• **Document**:
Start

Bug in floating point multiplication
Jason Swails
jason.swails at gmail.com
Thu Jul 2 13:29:35 EDT 2015
On Thu, Jul 2, 2015 at 10:52 AM, Steven D'Aprano <steve at pearwood.info>
wrote:
> Despite the title, this is not one of the usual "Why can't Python do
> maths?" "bug" reports.
>
> Can anyone reproduce this behaviour? If so, please reply with the version
> of
> Python and your operating system. Printing sys.version will probably do.
>
>
> x = 1 - 1/2**53
> assert x == 0.9999999999999999
> for i in range(1, 1000000):
> if int(i*x) == i:
> print(i); break
>
>
> Using Jython and IronPython, the loop runs to completion. That is the
> correct behaviour, or so I am lead to believe. Using Python 2.6, 2.7 and
> 3.3 on Centos and Debian, it prints 2049 and breaks. That should not
> happen. If you can reproduce that (for any value of i, not necessarily
> 2049), please reply.

End

• **Work to do**: Return the passage of the floating-point multiplication message that starts at "Bug in floating" and ends at "will probably do.", copied word for word.

• **Record extracts**:
Start

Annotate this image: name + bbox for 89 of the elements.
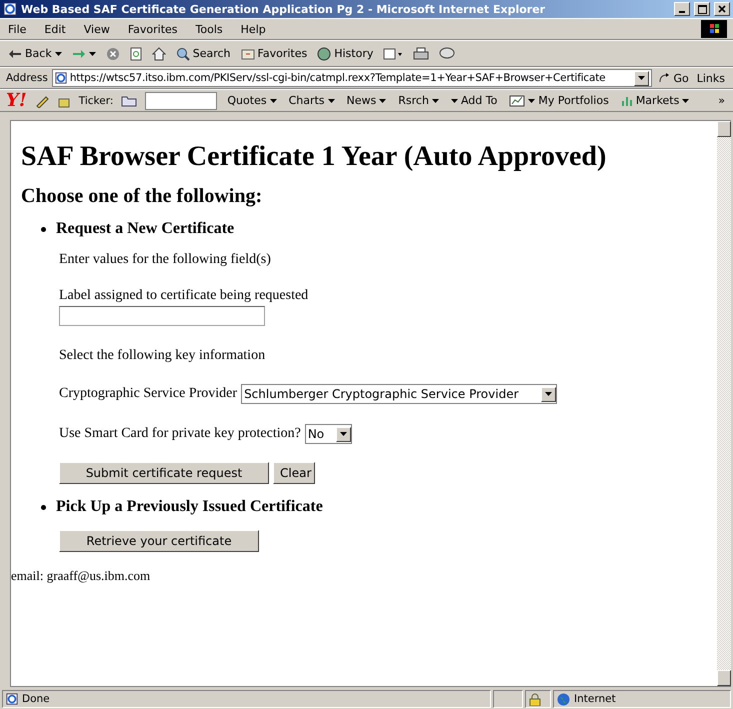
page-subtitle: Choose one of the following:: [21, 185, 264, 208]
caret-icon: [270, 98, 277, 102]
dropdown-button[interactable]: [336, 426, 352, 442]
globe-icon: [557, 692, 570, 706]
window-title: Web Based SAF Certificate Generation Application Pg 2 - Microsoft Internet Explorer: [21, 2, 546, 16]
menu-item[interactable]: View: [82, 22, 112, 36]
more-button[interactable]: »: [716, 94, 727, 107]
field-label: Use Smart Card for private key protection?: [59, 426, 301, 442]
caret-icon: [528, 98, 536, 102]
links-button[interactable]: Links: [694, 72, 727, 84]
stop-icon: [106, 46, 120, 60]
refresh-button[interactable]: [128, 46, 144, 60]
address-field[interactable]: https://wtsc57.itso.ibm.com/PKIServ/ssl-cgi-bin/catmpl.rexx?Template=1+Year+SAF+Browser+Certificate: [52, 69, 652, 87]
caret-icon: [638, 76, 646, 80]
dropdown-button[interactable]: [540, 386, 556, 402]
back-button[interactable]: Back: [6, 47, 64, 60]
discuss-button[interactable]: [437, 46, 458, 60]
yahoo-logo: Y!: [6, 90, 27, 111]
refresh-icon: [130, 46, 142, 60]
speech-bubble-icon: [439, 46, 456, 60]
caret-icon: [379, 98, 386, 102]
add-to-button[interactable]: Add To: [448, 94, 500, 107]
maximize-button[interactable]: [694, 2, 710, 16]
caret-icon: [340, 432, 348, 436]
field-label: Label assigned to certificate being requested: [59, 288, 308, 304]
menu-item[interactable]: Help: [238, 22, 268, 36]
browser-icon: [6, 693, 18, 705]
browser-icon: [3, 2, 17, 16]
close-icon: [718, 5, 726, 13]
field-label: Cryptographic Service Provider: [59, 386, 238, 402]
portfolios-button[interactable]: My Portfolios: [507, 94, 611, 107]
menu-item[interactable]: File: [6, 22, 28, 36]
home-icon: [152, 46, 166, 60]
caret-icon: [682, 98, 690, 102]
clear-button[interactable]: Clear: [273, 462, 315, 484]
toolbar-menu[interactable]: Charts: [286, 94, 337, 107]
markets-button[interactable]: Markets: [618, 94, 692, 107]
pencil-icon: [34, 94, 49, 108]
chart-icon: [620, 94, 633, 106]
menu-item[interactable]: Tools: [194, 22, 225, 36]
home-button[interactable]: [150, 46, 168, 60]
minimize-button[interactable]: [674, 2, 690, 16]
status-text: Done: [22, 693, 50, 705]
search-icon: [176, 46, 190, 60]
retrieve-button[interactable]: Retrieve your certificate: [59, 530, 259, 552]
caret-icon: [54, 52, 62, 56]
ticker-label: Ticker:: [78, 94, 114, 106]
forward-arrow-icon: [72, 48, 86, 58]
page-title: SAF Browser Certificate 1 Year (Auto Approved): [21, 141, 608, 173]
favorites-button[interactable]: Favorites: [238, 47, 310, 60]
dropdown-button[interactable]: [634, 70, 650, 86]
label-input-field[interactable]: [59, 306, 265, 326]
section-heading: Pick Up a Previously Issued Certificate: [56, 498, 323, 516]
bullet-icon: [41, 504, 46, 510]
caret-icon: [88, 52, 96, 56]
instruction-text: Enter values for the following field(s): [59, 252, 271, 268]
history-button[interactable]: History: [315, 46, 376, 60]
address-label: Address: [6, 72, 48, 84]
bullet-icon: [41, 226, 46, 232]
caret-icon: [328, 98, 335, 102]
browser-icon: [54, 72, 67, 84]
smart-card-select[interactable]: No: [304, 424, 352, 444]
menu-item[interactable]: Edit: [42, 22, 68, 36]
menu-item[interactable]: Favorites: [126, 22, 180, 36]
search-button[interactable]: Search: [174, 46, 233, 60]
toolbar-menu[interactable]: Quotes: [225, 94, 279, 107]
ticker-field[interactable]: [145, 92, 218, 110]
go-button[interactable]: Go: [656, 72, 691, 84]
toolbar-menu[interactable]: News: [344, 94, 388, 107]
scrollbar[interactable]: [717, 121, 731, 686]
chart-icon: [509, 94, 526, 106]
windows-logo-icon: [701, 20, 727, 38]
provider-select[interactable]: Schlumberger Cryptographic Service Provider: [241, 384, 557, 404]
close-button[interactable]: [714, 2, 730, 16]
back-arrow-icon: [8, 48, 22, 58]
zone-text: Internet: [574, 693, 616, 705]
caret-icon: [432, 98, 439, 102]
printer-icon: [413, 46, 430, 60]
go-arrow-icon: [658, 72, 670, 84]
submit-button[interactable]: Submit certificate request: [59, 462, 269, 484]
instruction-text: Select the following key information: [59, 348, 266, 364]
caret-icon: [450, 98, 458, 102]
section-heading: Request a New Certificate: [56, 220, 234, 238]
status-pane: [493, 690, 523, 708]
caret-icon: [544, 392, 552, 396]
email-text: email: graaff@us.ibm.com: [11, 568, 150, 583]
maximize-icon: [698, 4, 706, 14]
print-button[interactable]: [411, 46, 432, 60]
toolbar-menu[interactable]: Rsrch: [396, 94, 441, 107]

End
Start

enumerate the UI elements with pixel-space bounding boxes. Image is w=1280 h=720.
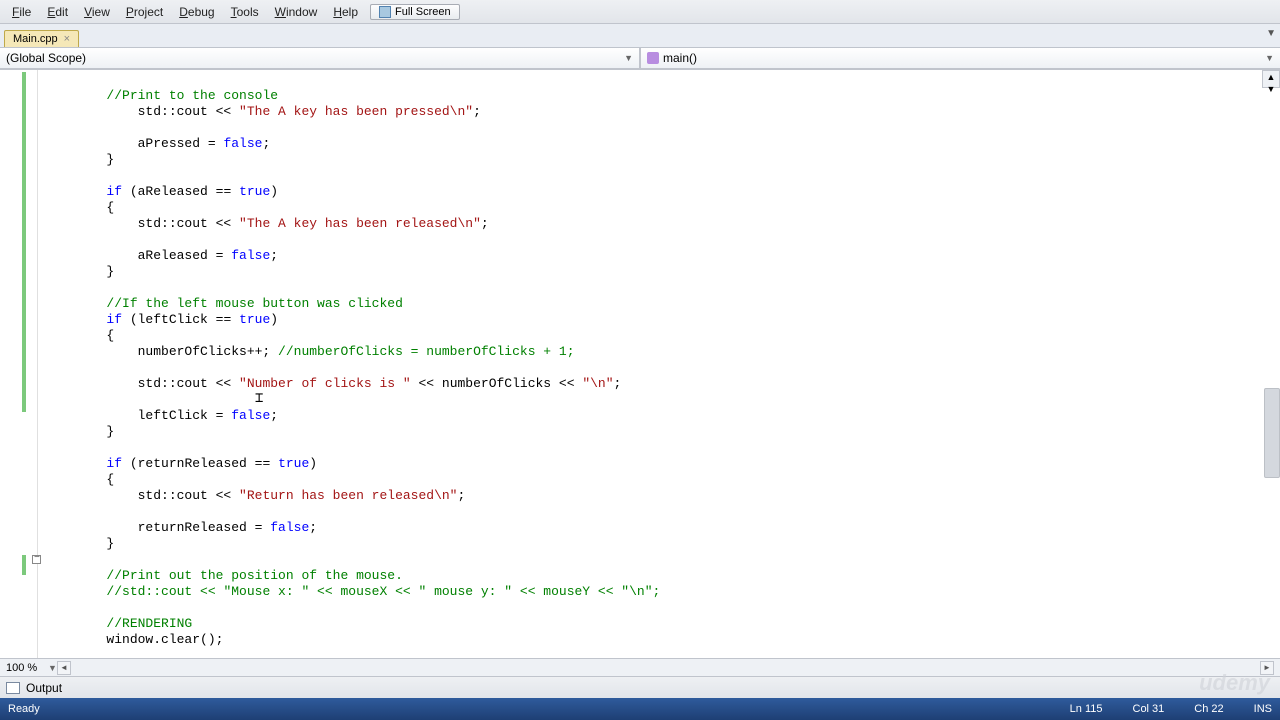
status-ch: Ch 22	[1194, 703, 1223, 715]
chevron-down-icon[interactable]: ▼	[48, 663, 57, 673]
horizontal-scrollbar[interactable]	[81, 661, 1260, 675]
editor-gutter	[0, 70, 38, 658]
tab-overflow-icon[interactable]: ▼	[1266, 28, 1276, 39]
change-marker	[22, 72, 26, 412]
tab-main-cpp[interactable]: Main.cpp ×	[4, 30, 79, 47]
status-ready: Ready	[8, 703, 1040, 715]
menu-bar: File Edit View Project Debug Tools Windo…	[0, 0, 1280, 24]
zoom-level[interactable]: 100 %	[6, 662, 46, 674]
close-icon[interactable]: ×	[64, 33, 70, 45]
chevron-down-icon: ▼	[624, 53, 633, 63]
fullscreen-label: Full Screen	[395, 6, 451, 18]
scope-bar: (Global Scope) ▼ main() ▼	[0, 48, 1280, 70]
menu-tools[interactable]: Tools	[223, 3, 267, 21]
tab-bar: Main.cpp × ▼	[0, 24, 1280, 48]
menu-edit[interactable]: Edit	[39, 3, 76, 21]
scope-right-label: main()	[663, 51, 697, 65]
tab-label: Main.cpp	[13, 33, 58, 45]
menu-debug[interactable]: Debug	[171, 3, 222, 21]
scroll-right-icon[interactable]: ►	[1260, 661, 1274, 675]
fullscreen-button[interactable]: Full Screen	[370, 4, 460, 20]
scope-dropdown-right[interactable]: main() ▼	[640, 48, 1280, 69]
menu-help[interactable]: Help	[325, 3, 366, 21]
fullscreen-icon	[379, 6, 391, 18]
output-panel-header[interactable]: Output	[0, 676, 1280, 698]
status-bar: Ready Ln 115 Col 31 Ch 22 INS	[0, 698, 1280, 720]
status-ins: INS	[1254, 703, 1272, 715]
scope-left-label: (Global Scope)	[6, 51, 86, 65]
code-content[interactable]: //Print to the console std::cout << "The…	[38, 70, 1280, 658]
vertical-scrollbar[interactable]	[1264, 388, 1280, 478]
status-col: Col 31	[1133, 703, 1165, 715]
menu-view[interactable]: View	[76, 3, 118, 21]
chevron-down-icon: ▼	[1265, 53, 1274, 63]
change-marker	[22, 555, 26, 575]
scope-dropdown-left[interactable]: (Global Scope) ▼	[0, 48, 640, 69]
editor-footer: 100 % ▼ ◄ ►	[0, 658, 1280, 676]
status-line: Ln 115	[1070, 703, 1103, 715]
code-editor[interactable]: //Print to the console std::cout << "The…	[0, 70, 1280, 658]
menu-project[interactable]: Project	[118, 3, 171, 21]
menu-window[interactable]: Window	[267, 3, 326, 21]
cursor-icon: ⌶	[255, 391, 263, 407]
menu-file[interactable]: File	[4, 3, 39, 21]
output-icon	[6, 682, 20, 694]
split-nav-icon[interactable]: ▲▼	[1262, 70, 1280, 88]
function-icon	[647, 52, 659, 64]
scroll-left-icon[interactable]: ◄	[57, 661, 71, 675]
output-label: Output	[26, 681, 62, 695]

End

• **Exercise output**:
Bug in floating point multiplication
Jason Swails
jason.swails at gmail.com
Thu Jul 2 13:29:35 EDT 2015
On Thu, Jul 2, 2015 at 10:52 AM, Steven D'Aprano <steve at pearwood.info>
wrote:
> Despite the title, this is not one of the usual "Why can't Python do
> maths?" "bug" reports.
>
> Can anyone reproduce this behaviour? If so, please reply with the version
> of
> Python and your operating system. Printing sys.version will probably do.